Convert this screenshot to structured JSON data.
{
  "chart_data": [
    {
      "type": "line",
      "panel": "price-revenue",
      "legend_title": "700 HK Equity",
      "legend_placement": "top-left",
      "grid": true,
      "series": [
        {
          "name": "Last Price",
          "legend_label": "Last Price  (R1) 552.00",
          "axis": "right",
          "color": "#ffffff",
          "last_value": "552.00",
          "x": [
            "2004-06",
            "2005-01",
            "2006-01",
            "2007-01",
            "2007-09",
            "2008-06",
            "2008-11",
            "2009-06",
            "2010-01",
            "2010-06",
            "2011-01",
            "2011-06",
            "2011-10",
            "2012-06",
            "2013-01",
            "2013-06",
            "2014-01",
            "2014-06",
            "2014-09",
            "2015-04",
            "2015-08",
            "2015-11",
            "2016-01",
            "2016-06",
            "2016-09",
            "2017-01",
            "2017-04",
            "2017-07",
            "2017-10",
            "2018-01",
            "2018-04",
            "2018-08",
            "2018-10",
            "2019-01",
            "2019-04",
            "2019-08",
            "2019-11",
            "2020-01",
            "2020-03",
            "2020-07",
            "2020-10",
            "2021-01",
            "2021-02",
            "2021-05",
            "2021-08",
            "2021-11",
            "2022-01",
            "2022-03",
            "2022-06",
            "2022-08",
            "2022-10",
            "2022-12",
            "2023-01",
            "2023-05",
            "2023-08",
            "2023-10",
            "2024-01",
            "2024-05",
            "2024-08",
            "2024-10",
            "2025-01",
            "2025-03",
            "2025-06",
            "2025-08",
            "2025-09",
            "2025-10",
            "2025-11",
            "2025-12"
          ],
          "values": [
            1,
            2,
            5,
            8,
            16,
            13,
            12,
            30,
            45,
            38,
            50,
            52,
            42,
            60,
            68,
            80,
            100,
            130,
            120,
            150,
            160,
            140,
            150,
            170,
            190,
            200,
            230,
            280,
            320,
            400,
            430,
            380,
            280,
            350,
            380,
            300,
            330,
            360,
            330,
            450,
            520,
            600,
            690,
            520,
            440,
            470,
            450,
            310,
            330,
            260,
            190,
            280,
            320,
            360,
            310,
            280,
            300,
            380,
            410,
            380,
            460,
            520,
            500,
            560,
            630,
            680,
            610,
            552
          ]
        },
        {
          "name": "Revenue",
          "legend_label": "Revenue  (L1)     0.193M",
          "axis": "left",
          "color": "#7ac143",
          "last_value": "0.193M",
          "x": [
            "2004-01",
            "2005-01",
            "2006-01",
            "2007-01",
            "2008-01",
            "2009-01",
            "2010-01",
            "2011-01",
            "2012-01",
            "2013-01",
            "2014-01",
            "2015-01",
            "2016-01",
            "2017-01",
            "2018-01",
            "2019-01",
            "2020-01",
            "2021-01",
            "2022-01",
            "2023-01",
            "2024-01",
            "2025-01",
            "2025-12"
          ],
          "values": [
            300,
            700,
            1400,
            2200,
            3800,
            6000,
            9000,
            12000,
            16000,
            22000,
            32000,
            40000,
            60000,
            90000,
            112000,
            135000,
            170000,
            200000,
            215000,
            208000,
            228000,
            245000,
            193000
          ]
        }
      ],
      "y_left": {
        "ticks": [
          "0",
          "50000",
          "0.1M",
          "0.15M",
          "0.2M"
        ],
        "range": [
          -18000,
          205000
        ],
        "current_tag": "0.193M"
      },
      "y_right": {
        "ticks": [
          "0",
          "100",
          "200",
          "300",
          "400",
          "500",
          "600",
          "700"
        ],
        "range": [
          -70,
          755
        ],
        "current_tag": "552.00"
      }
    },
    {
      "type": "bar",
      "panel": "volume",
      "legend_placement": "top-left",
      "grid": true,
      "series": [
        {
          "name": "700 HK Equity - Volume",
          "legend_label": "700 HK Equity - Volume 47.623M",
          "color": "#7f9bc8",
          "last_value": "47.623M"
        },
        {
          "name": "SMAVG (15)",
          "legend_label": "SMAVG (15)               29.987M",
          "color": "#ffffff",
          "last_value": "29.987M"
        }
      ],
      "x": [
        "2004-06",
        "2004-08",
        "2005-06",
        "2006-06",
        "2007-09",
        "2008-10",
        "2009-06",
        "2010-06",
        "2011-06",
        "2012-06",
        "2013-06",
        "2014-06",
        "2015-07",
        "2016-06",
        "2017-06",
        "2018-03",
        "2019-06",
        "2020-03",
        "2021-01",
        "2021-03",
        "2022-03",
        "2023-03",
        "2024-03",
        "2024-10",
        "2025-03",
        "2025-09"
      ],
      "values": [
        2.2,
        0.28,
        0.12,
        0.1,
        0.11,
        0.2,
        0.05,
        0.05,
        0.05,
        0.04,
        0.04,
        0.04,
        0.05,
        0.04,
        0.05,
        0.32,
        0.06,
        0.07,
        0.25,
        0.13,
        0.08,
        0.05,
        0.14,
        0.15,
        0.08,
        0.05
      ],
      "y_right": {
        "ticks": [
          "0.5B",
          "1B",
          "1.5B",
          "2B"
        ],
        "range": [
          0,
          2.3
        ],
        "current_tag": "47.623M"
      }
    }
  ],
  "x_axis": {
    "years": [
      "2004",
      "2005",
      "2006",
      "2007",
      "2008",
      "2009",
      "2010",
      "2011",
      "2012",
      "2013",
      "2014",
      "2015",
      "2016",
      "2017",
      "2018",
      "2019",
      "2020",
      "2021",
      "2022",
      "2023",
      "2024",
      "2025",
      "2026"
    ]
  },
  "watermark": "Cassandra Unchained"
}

· · · · ·

**GIVEN REQUEST**
Extract all of the data shown above without alteration.

**SOLUTION FOR THIS TASK**
Convert this screenshot to structured JSON data.
{
  "chart_data": [
    {
      "type": "line",
      "panel": "price-revenue",
      "legend_title": "700 HK Equity",
      "legend_placement": "top-left",
      "grid": true,
      "series": [
        {
          "name": "Last Price",
          "legend_label": "Last Price  (R1) 552.00",
          "axis": "right",
          "color": "#ffffff",
          "last_value": "552.00",
          "x": [
            "2004-06",
            "2005-01",
            "2006-01",
            "2007-01",
            "2007-09",
            "2008-06",
            "2008-11",
            "2009-06",
            "2010-01",
            "2010-06",
            "2011-01",
            "2011-06",
            "2011-10",
            "2012-06",
            "2013-01",
            "2013-06",
            "2014-01",
            "2014-06",
            "2014-09",
            "2015-04",
            "2015-08",
            "2015-11",
            "2016-01",
            "2016-06",
            "2016-09",
            "2017-01",
            "2017-04",
            "2017-07",
            "2017-10",
            "2018-01",
            "2018-04",
            "2018-08",
            "2018-10",
            "2019-01",
            "2019-04",
            "2019-08",
            "2019-11",
            "2020-01",
            "2020-03",
            "2020-07",
            "2020-10",
            "2021-01",
            "2021-02",
            "2021-05",
            "2021-08",
            "2021-11",
            "2022-01",
            "2022-03",
            "2022-06",
            "2022-08",
            "2022-10",
            "2022-12",
            "2023-01",
            "2023-05",
            "2023-08",
            "2023-10",
            "2024-01",
            "2024-05",
            "2024-08",
            "2024-10",
            "2025-01",
            "2025-03",
            "2025-06",
            "2025-08",
            "2025-09",
            "2025-10",
            "2025-11",
            "2025-12"
          ],
          "values": [
            1,
            2,
            5,
            8,
            16,
            13,
            12,
            30,
            45,
            38,
            50,
            52,
            42,
            60,
            68,
            80,
            100,
            130,
            120,
            150,
            160,
            140,
            150,
            170,
            190,
            200,
            230,
            280,
            320,
            400,
            430,
            380,
            280,
            350,
            380,
            300,
            330,
            360,
            330,
            450,
            520,
            600,
            690,
            520,
            440,
            470,
            450,
            310,
            330,
            260,
            190,
            280,
            320,
            360,
            310,
            280,
            300,
            380,
            410,
            380,
            460,
            520,
            500,
            560,
            630,
            680,
            610,
            552
          ]
        },
        {
          "name": "Revenue",
          "legend_label": "Revenue  (L1)     0.193M",
          "axis": "left",
          "color": "#7ac143",
          "last_value": "0.193M",
          "x": [
            "2004-01",
            "2005-01",
            "2006-01",
            "2007-01",
            "2008-01",
            "2009-01",
            "2010-01",
            "2011-01",
            "2012-01",
            "2013-01",
            "2014-01",
            "2015-01",
            "2016-01",
            "2017-01",
            "2018-01",
            "2019-01",
            "2020-01",
            "2021-01",
            "2022-01",
            "2023-01",
            "2024-01",
            "2025-01",
            "2025-12"
          ],
          "values": [
            300,
            700,
            1400,
            2200,
            3800,
            6000,
            9000,
            12000,
            16000,
            22000,
            32000,
            40000,
            60000,
            90000,
            112000,
            135000,
            170000,
            200000,
            215000,
            208000,
            228000,
            245000,
            193000
          ]
        }
      ],
      "y_left": {
        "ticks": [
          "0",
          "50000",
          "0.1M",
          "0.15M",
          "0.2M"
        ],
        "range": [
          -18000,
          205000
        ],
        "current_tag": "0.193M"
      },
      "y_right": {
        "ticks": [
          "0",
          "100",
          "200",
          "300",
          "400",
          "500",
          "600",
          "700"
        ],
        "range": [
          -70,
          755
        ],
        "current_tag": "552.00"
      }
    },
    {
      "type": "bar",
      "panel": "volume",
      "legend_placement": "top-left",
      "grid": true,
      "series": [
        {
          "name": "700 HK Equity - Volume",
          "legend_label": "700 HK Equity - Volume 47.623M",
          "color": "#7f9bc8",
          "last_value": "47.623M"
        },
        {
          "name": "SMAVG (15)",
          "legend_label": "SMAVG (15)               29.987M",
          "color": "#ffffff",
          "last_value": "29.987M"
        }
      ],
      "x": [
        "2004-06",
        "2004-08",
        "2005-06",
        "2006-06",
        "2007-09",
        "2008-10",
        "2009-06",
        "2010-06",
        "2011-06",
        "2012-06",
        "2013-06",
        "2014-06",
        "2015-07",
        "2016-06",
        "2017-06",
        "2018-03",
        "2019-06",
        "2020-03",
        "2021-01",
        "2021-03",
        "2022-03",
        "2023-03",
        "2024-03",
        "2024-10",
        "2025-03",
        "2025-09"
      ],
      "values": [
        2.2,
        0.28,
        0.12,
        0.1,
        0.11,
        0.2,
        0.05,
        0.05,
        0.05,
        0.04,
        0.04,
        0.04,
        0.05,
        0.04,
        0.05,
        0.32,
        0.06,
        0.07,
        0.25,
        0.13,
        0.08,
        0.05,
        0.14,
        0.15,
        0.08,
        0.05
      ],
      "y_right": {
        "ticks": [
          "0.5B",
          "1B",
          "1.5B",
          "2B"
        ],
        "range": [
          0,
          2.3
        ],
        "current_tag": "47.623M"
      }
    }
  ],
  "x_axis": {
    "years": [
      "2004",
      "2005",
      "2006",
      "2007",
      "2008",
      "2009",
      "2010",
      "2011",
      "2012",
      "2013",
      "2014",
      "2015",
      "2016",
      "2017",
      "2018",
      "2019",
      "2020",
      "2021",
      "2022",
      "2023",
      "2024",
      "2025",
      "2026"
    ]
  },
  "watermark": "Cassandra Unchained"
}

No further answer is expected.